**WHAT THE TASK ASKS:** Only a number is required: how many lines of the material contain the word "Real"?

**EXERCISE DATA:**
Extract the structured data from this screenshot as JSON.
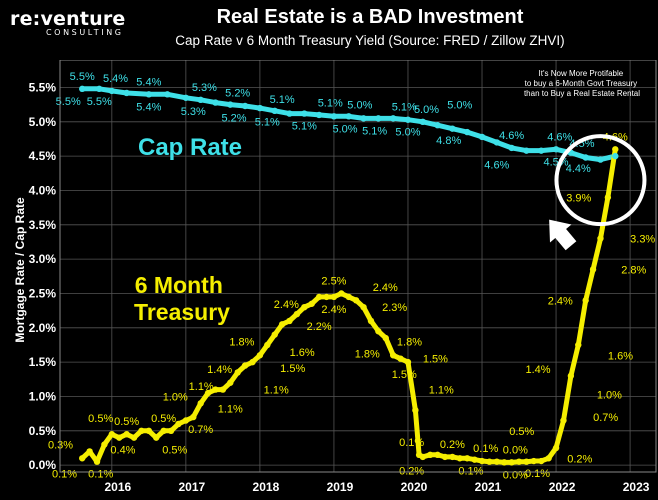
{
  "brand": {
    "name": "re:venture",
    "sub": "CONSULTING"
  },
  "chart_data": {
    "type": "line",
    "title": "Real Estate is a BAD Investment",
    "subtitle": "Cap Rate v 6 Month Treasury Yield (Source: FRED / Zillow ZHVI)",
    "xlabel": "",
    "ylabel": "Mortgage Rate / Cap Rate",
    "xlim": [
      2015.3,
      2023.35
    ],
    "ylim": [
      -0.1,
      5.9
    ],
    "x_ticks": [
      2016,
      2017,
      2018,
      2019,
      2020,
      2021,
      2022,
      2023
    ],
    "y_ticks": [
      0.0,
      0.5,
      1.0,
      1.5,
      2.0,
      2.5,
      3.0,
      3.5,
      4.0,
      4.5,
      5.0,
      5.5
    ],
    "y_tick_labels": [
      "0.0%",
      "0.5%",
      "1.0%",
      "1.5%",
      "2.0%",
      "2.5%",
      "3.0%",
      "3.5%",
      "4.0%",
      "4.5%",
      "5.0%",
      "5.5%"
    ],
    "series": [
      {
        "name": "Cap Rate",
        "label_text": "Cap Rate",
        "color": "#3ee0e8",
        "x": [
          2015.6,
          2015.83,
          2016.0,
          2016.2,
          2016.5,
          2016.75,
          2017.0,
          2017.2,
          2017.4,
          2017.6,
          2017.8,
          2018.0,
          2018.2,
          2018.4,
          2018.6,
          2018.8,
          2019.0,
          2019.2,
          2019.4,
          2019.6,
          2019.8,
          2020.0,
          2020.2,
          2020.4,
          2020.6,
          2020.8,
          2021.0,
          2021.2,
          2021.4,
          2021.6,
          2021.8,
          2022.0,
          2022.2,
          2022.4,
          2022.6,
          2022.8
        ],
        "values": [
          5.48,
          5.48,
          5.45,
          5.42,
          5.4,
          5.4,
          5.35,
          5.32,
          5.28,
          5.25,
          5.23,
          5.2,
          5.16,
          5.12,
          5.12,
          5.1,
          5.08,
          5.08,
          5.05,
          5.05,
          5.05,
          5.03,
          5.0,
          4.95,
          4.9,
          4.85,
          4.78,
          4.7,
          4.62,
          4.58,
          4.58,
          4.6,
          4.55,
          4.48,
          4.45,
          4.5
        ]
      },
      {
        "name": "6 Month Treasury",
        "label_text": "6 Month Treasury",
        "color": "#f5ee00",
        "x": [
          2015.6,
          2015.7,
          2015.8,
          2015.9,
          2016.0,
          2016.1,
          2016.2,
          2016.3,
          2016.4,
          2016.5,
          2016.6,
          2016.7,
          2016.8,
          2016.9,
          2017.0,
          2017.1,
          2017.2,
          2017.3,
          2017.4,
          2017.5,
          2017.6,
          2017.7,
          2017.8,
          2017.9,
          2018.0,
          2018.1,
          2018.2,
          2018.3,
          2018.4,
          2018.5,
          2018.6,
          2018.7,
          2018.8,
          2018.9,
          2019.0,
          2019.1,
          2019.2,
          2019.3,
          2019.4,
          2019.5,
          2019.6,
          2019.7,
          2019.8,
          2019.9,
          2020.0,
          2020.1,
          2020.15,
          2020.2,
          2020.3,
          2020.4,
          2020.5,
          2020.6,
          2020.7,
          2020.8,
          2020.9,
          2021.0,
          2021.1,
          2021.2,
          2021.3,
          2021.4,
          2021.5,
          2021.6,
          2021.7,
          2021.8,
          2021.9,
          2022.0,
          2022.1,
          2022.2,
          2022.3,
          2022.4,
          2022.5,
          2022.6,
          2022.7,
          2022.8
        ],
        "values": [
          0.1,
          0.2,
          0.05,
          0.3,
          0.45,
          0.4,
          0.45,
          0.4,
          0.5,
          0.5,
          0.4,
          0.5,
          0.5,
          0.6,
          0.65,
          0.7,
          0.9,
          1.05,
          1.1,
          1.1,
          1.2,
          1.35,
          1.45,
          1.5,
          1.6,
          1.75,
          1.9,
          2.05,
          2.1,
          2.2,
          2.3,
          2.35,
          2.45,
          2.45,
          2.45,
          2.5,
          2.45,
          2.4,
          2.3,
          2.1,
          1.95,
          1.85,
          1.6,
          1.55,
          1.5,
          0.8,
          0.15,
          0.12,
          0.15,
          0.15,
          0.12,
          0.12,
          0.1,
          0.1,
          0.08,
          0.06,
          0.05,
          0.05,
          0.04,
          0.04,
          0.05,
          0.05,
          0.06,
          0.06,
          0.1,
          0.25,
          0.65,
          1.3,
          1.75,
          2.4,
          2.85,
          3.3,
          3.9,
          4.6
        ]
      }
    ],
    "data_labels": [
      {
        "series": "Cap Rate",
        "text": "5.5%",
        "x": 2015.6,
        "y": 5.48,
        "pos": "above"
      },
      {
        "series": "Cap Rate",
        "text": "5.5%",
        "x": 2015.6,
        "y": 5.48,
        "pos": "below-left"
      },
      {
        "series": "Cap Rate",
        "text": "5.5%",
        "x": 2015.83,
        "y": 5.48,
        "pos": "below"
      },
      {
        "series": "Cap Rate",
        "text": "5.4%",
        "x": 2016.05,
        "y": 5.45,
        "pos": "above"
      },
      {
        "series": "Cap Rate",
        "text": "5.4%",
        "x": 2016.5,
        "y": 5.4,
        "pos": "above"
      },
      {
        "series": "Cap Rate",
        "text": "5.4%",
        "x": 2016.5,
        "y": 5.4,
        "pos": "below"
      },
      {
        "series": "Cap Rate",
        "text": "5.3%",
        "x": 2017.25,
        "y": 5.32,
        "pos": "above"
      },
      {
        "series": "Cap Rate",
        "text": "5.3%",
        "x": 2017.1,
        "y": 5.33,
        "pos": "below"
      },
      {
        "series": "Cap Rate",
        "text": "5.2%",
        "x": 2017.7,
        "y": 5.24,
        "pos": "above"
      },
      {
        "series": "Cap Rate",
        "text": "5.2%",
        "x": 2017.65,
        "y": 5.24,
        "pos": "below"
      },
      {
        "series": "Cap Rate",
        "text": "5.1%",
        "x": 2018.3,
        "y": 5.14,
        "pos": "above"
      },
      {
        "series": "Cap Rate",
        "text": "5.1%",
        "x": 2018.1,
        "y": 5.18,
        "pos": "below"
      },
      {
        "series": "Cap Rate",
        "text": "5.1%",
        "x": 2018.95,
        "y": 5.09,
        "pos": "above"
      },
      {
        "series": "Cap Rate",
        "text": "5.1%",
        "x": 2018.6,
        "y": 5.12,
        "pos": "below"
      },
      {
        "series": "Cap Rate",
        "text": "5.0%",
        "x": 2019.35,
        "y": 5.06,
        "pos": "above"
      },
      {
        "series": "Cap Rate",
        "text": "5.0%",
        "x": 2019.15,
        "y": 5.08,
        "pos": "below"
      },
      {
        "series": "Cap Rate",
        "text": "5.1%",
        "x": 2019.55,
        "y": 5.05,
        "pos": "below"
      },
      {
        "series": "Cap Rate",
        "text": "5.1%",
        "x": 2019.95,
        "y": 5.03,
        "pos": "above"
      },
      {
        "series": "Cap Rate",
        "text": "5.0%",
        "x": 2020.25,
        "y": 5.0,
        "pos": "above"
      },
      {
        "series": "Cap Rate",
        "text": "5.0%",
        "x": 2020.0,
        "y": 5.03,
        "pos": "below"
      },
      {
        "series": "Cap Rate",
        "text": "5.0%",
        "x": 2020.7,
        "y": 4.9,
        "pos": "above-high"
      },
      {
        "series": "Cap Rate",
        "text": "4.8%",
        "x": 2020.55,
        "y": 4.91,
        "pos": "below"
      },
      {
        "series": "Cap Rate",
        "text": "4.6%",
        "x": 2021.4,
        "y": 4.62,
        "pos": "above"
      },
      {
        "series": "Cap Rate",
        "text": "4.6%",
        "x": 2021.2,
        "y": 4.7,
        "pos": "below-far"
      },
      {
        "series": "Cap Rate",
        "text": "4.6%",
        "x": 2022.05,
        "y": 4.6,
        "pos": "above"
      },
      {
        "series": "Cap Rate",
        "text": "4.5%",
        "x": 2022.35,
        "y": 4.5,
        "pos": "above"
      },
      {
        "series": "Cap Rate",
        "text": "4.5%",
        "x": 2022.0,
        "y": 4.6,
        "pos": "below"
      },
      {
        "series": "Cap Rate",
        "text": "4.4%",
        "x": 2022.3,
        "y": 4.5,
        "pos": "below"
      },
      {
        "series": "6 Month Treasury",
        "text": "4.6%",
        "x": 2022.8,
        "y": 4.6,
        "pos": "above"
      },
      {
        "series": "6 Month Treasury",
        "text": "3.9%",
        "x": 2022.55,
        "y": 3.9,
        "pos": "left"
      },
      {
        "series": "6 Month Treasury",
        "text": "3.3%",
        "x": 2022.9,
        "y": 3.3,
        "pos": "right"
      },
      {
        "series": "6 Month Treasury",
        "text": "2.8%",
        "x": 2022.78,
        "y": 2.85,
        "pos": "right"
      },
      {
        "series": "6 Month Treasury",
        "text": "2.4%",
        "x": 2022.3,
        "y": 2.4,
        "pos": "left"
      },
      {
        "series": "6 Month Treasury",
        "text": "1.6%",
        "x": 2022.6,
        "y": 1.6,
        "pos": "right"
      },
      {
        "series": "6 Month Treasury",
        "text": "1.4%",
        "x": 2022.0,
        "y": 1.4,
        "pos": "left"
      },
      {
        "series": "6 Month Treasury",
        "text": "1.0%",
        "x": 2022.45,
        "y": 1.03,
        "pos": "right"
      },
      {
        "series": "6 Month Treasury",
        "text": "0.7%",
        "x": 2022.4,
        "y": 0.7,
        "pos": "right"
      },
      {
        "series": "6 Month Treasury",
        "text": "0.5%",
        "x": 2021.78,
        "y": 0.5,
        "pos": "left"
      },
      {
        "series": "6 Month Treasury",
        "text": "0.2%",
        "x": 2022.05,
        "y": 0.1,
        "pos": "right"
      },
      {
        "series": "6 Month Treasury",
        "text": "0.1%",
        "x": 2021.75,
        "y": 0.06,
        "pos": "below"
      },
      {
        "series": "6 Month Treasury",
        "text": "0.0%",
        "x": 2021.45,
        "y": 0.04,
        "pos": "below"
      },
      {
        "series": "6 Month Treasury",
        "text": "0.0%",
        "x": 2021.45,
        "y": 0.04,
        "pos": "above"
      },
      {
        "series": "6 Month Treasury",
        "text": "0.1%",
        "x": 2021.05,
        "y": 0.06,
        "pos": "above"
      },
      {
        "series": "6 Month Treasury",
        "text": "0.2%",
        "x": 2020.6,
        "y": 0.12,
        "pos": "above"
      },
      {
        "series": "6 Month Treasury",
        "text": "0.1%",
        "x": 2020.85,
        "y": 0.1,
        "pos": "below"
      },
      {
        "series": "6 Month Treasury",
        "text": "0.1%",
        "x": 2020.05,
        "y": 0.15,
        "pos": "above"
      },
      {
        "series": "6 Month Treasury",
        "text": "0.2%",
        "x": 2020.05,
        "y": 0.1,
        "pos": "below"
      },
      {
        "series": "6 Month Treasury",
        "text": "1.1%",
        "x": 2020.18,
        "y": 1.1,
        "pos": "right"
      },
      {
        "series": "6 Month Treasury",
        "text": "1.5%",
        "x": 2020.1,
        "y": 1.55,
        "pos": "right"
      },
      {
        "series": "6 Month Treasury",
        "text": "1.5%",
        "x": 2019.95,
        "y": 1.5,
        "pos": "below"
      },
      {
        "series": "6 Month Treasury",
        "text": "1.8%",
        "x": 2019.75,
        "y": 1.8,
        "pos": "right"
      },
      {
        "series": "6 Month Treasury",
        "text": "1.8%",
        "x": 2019.45,
        "y": 1.8,
        "pos": "below"
      },
      {
        "series": "6 Month Treasury",
        "text": "2.3%",
        "x": 2019.55,
        "y": 2.3,
        "pos": "right"
      },
      {
        "series": "6 Month Treasury",
        "text": "2.4%",
        "x": 2019.45,
        "y": 2.45,
        "pos": "right-up"
      },
      {
        "series": "6 Month Treasury",
        "text": "2.5%",
        "x": 2019.0,
        "y": 2.5,
        "pos": "above"
      },
      {
        "series": "6 Month Treasury",
        "text": "2.4%",
        "x": 2019.0,
        "y": 2.45,
        "pos": "below"
      },
      {
        "series": "6 Month Treasury",
        "text": "2.4%",
        "x": 2018.6,
        "y": 2.35,
        "pos": "left"
      },
      {
        "series": "6 Month Treasury",
        "text": "2.2%",
        "x": 2018.8,
        "y": 2.2,
        "pos": "below"
      },
      {
        "series": "6 Month Treasury",
        "text": "1.8%",
        "x": 2018.0,
        "y": 1.8,
        "pos": "left"
      },
      {
        "series": "6 Month Treasury",
        "text": "1.6%",
        "x": 2018.3,
        "y": 1.65,
        "pos": "right"
      },
      {
        "series": "6 Month Treasury",
        "text": "1.5%",
        "x": 2018.2,
        "y": 1.5,
        "pos": "right-low"
      },
      {
        "series": "6 Month Treasury",
        "text": "1.4%",
        "x": 2017.7,
        "y": 1.4,
        "pos": "left"
      },
      {
        "series": "6 Month Treasury",
        "text": "1.1%",
        "x": 2017.45,
        "y": 1.15,
        "pos": "left"
      },
      {
        "series": "6 Month Treasury",
        "text": "1.1%",
        "x": 2017.6,
        "y": 1.0,
        "pos": "below"
      },
      {
        "series": "6 Month Treasury",
        "text": "1.1%",
        "x": 2017.95,
        "y": 1.1,
        "pos": "right"
      },
      {
        "series": "6 Month Treasury",
        "text": "1.0%",
        "x": 2017.1,
        "y": 1.0,
        "pos": "left"
      },
      {
        "series": "6 Month Treasury",
        "text": "0.7%",
        "x": 2017.2,
        "y": 0.7,
        "pos": "below"
      },
      {
        "series": "6 Month Treasury",
        "text": "0.5%",
        "x": 2016.7,
        "y": 0.5,
        "pos": "above"
      },
      {
        "series": "6 Month Treasury",
        "text": "0.5%",
        "x": 2016.85,
        "y": 0.4,
        "pos": "below"
      },
      {
        "series": "6 Month Treasury",
        "text": "0.5%",
        "x": 2016.2,
        "y": 0.45,
        "pos": "above"
      },
      {
        "series": "6 Month Treasury",
        "text": "0.4%",
        "x": 2016.15,
        "y": 0.4,
        "pos": "below"
      },
      {
        "series": "6 Month Treasury",
        "text": "0.5%",
        "x": 2015.85,
        "y": 0.5,
        "pos": "above"
      },
      {
        "series": "6 Month Treasury",
        "text": "0.3%",
        "x": 2015.55,
        "y": 0.3,
        "pos": "left"
      },
      {
        "series": "6 Month Treasury",
        "text": "0.1%",
        "x": 2015.55,
        "y": 0.05,
        "pos": "below-left"
      },
      {
        "series": "6 Month Treasury",
        "text": "0.1%",
        "x": 2015.85,
        "y": 0.05,
        "pos": "below"
      }
    ],
    "annotations": [
      {
        "text_lines": [
          "It's Now More Protifable",
          "to buy a 6-Month Govt Treasury",
          "than to Buy a Real Estate Rental"
        ],
        "placement": "top-right"
      },
      {
        "type": "circle",
        "target_x": 2022.6,
        "target_y": 4.15
      },
      {
        "type": "arrow",
        "direction": "up-right"
      }
    ],
    "grid": true
  }
}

**ANSWER FOR THIS EXERCISE:** 2